Set problem — Pick out the lines containing "title".
>>>
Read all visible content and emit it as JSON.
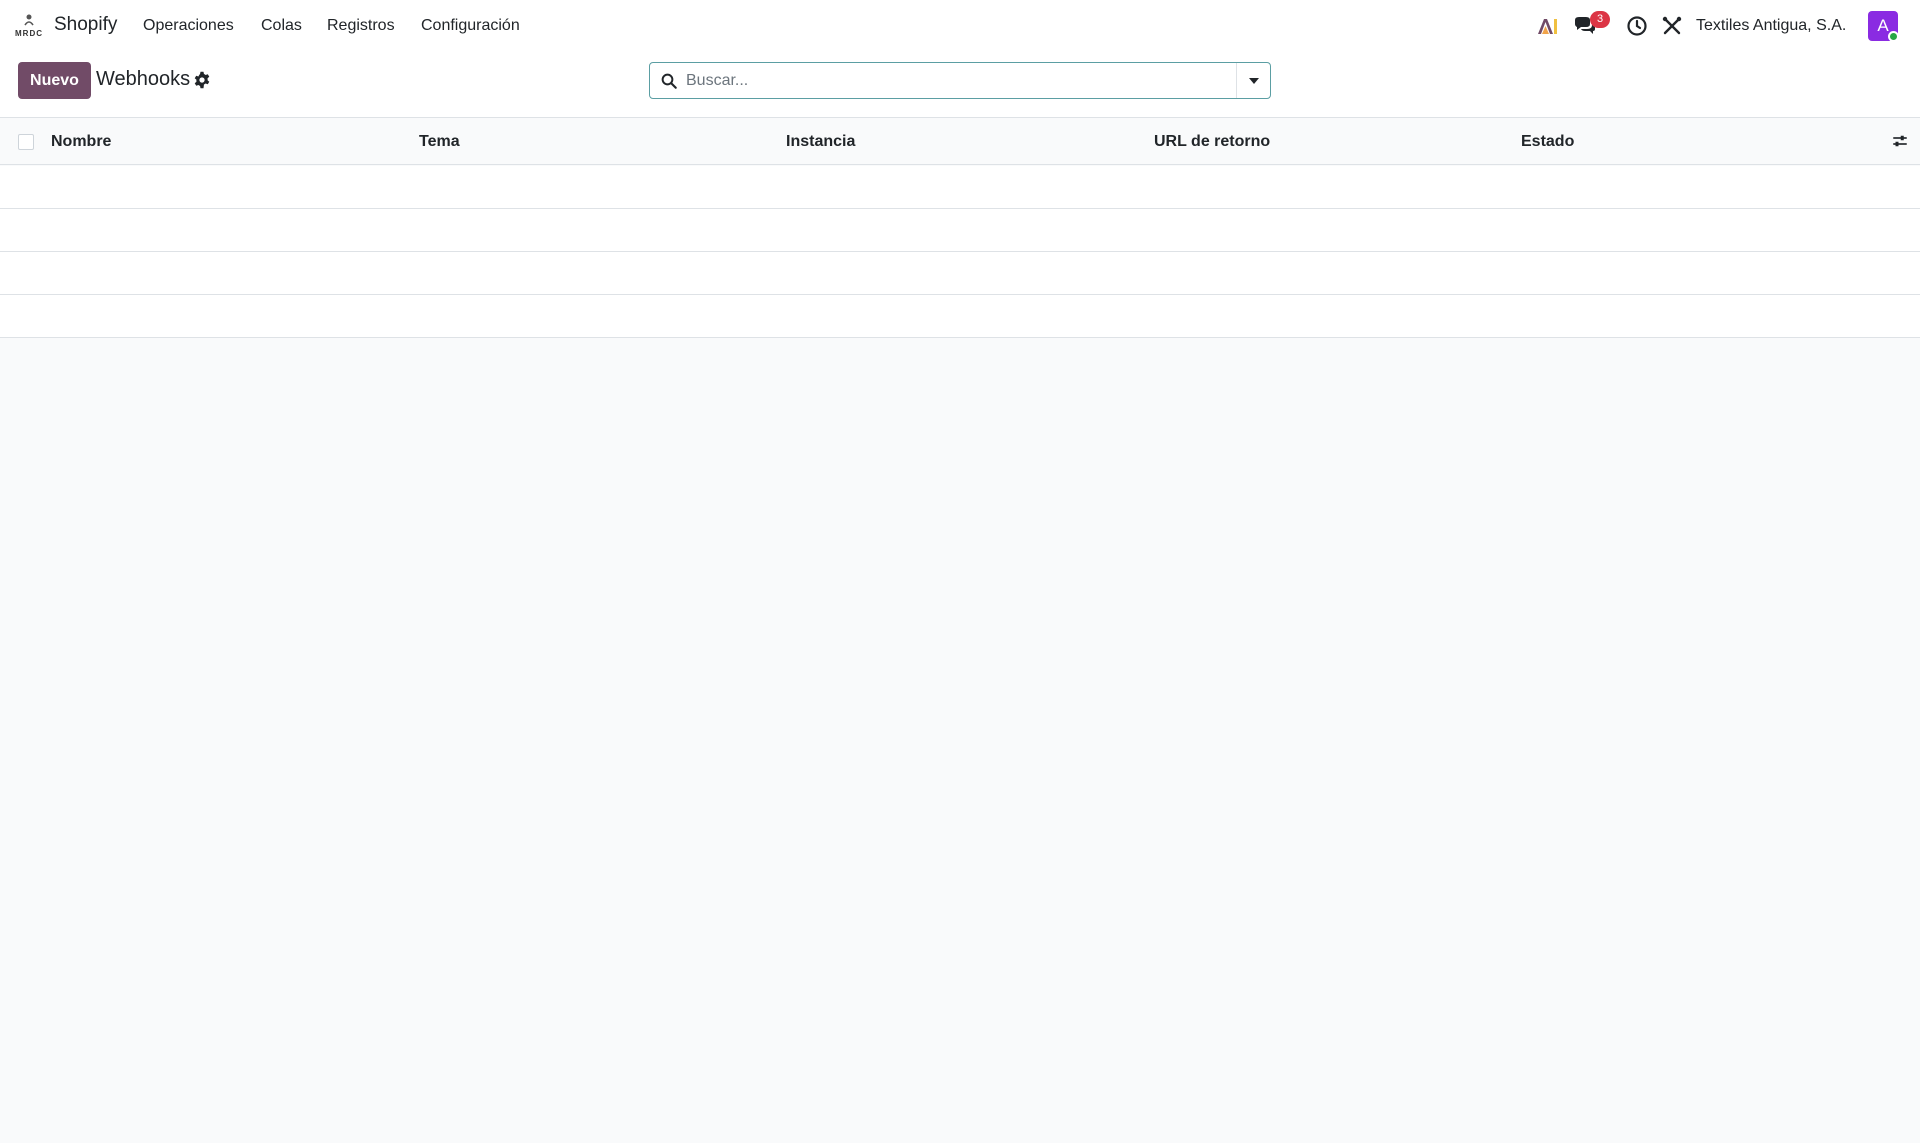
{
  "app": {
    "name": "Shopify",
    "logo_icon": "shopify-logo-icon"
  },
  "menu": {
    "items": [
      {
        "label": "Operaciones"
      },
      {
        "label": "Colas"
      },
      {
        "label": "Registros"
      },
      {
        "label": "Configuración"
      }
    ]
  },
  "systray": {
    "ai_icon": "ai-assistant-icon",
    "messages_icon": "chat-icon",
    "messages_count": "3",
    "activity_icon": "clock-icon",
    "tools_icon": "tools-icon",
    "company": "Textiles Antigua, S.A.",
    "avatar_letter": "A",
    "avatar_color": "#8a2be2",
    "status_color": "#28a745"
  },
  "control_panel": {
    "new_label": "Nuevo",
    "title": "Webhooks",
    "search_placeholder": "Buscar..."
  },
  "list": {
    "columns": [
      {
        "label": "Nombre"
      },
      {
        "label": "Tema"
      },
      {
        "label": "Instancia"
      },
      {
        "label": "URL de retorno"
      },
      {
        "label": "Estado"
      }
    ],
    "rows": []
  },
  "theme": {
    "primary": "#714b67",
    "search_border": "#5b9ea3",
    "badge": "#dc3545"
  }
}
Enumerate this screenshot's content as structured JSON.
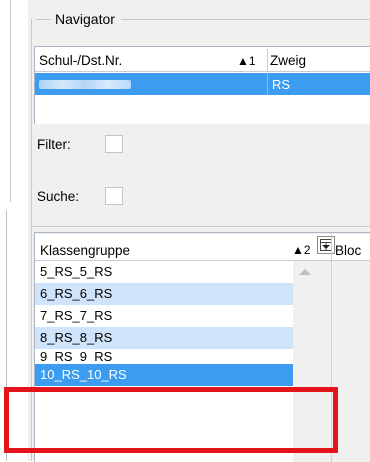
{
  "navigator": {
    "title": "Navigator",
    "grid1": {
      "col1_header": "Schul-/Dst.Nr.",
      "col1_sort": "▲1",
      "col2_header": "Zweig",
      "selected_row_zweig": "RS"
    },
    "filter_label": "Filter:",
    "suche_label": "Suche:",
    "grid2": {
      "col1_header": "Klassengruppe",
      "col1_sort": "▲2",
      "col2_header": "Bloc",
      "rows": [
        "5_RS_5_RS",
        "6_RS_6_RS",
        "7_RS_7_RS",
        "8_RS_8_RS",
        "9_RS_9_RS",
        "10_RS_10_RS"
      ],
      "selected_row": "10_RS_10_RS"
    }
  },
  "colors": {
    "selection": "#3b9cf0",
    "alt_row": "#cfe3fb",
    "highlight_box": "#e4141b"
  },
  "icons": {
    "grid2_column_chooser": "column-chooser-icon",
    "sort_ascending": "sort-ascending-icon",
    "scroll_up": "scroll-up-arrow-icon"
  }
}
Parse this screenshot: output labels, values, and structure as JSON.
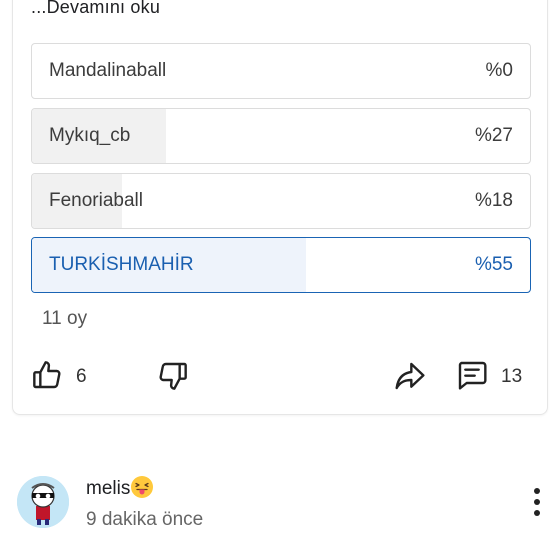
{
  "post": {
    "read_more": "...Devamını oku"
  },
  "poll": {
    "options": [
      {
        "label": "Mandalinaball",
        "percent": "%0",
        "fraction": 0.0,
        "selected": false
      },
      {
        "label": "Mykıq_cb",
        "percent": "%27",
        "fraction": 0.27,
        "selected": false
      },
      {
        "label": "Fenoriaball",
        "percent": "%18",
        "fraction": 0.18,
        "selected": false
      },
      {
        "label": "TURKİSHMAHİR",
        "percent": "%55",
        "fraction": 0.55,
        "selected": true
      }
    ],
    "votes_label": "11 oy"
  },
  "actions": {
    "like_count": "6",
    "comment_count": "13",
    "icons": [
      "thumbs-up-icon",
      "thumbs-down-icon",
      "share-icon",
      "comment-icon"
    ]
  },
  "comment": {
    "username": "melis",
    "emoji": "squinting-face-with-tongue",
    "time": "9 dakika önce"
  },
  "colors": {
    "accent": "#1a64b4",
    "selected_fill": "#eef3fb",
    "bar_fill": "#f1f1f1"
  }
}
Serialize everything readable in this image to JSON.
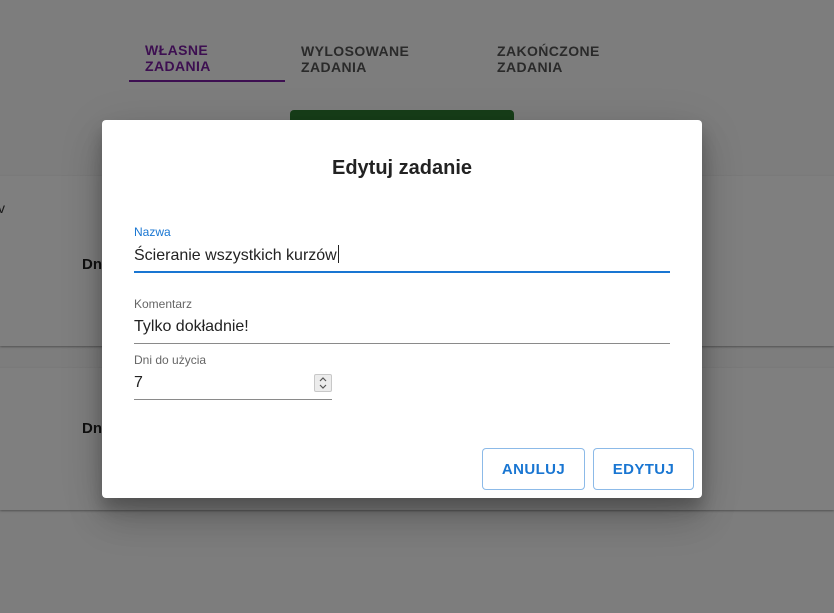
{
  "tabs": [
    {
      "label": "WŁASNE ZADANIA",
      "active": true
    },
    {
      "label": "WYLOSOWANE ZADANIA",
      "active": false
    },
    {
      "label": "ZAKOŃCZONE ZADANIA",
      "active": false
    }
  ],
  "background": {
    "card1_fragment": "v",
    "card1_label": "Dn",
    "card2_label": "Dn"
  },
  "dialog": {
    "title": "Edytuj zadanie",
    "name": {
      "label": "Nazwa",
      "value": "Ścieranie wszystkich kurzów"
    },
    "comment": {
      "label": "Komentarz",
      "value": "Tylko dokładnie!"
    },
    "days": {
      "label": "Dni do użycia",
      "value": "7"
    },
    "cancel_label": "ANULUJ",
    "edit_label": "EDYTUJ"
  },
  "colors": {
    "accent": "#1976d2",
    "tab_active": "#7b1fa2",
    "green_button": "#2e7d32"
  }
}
<<<
Result —
    "title": "Webhooks",
    "title": "Navigator",
    "title": "Edytuj zadanie",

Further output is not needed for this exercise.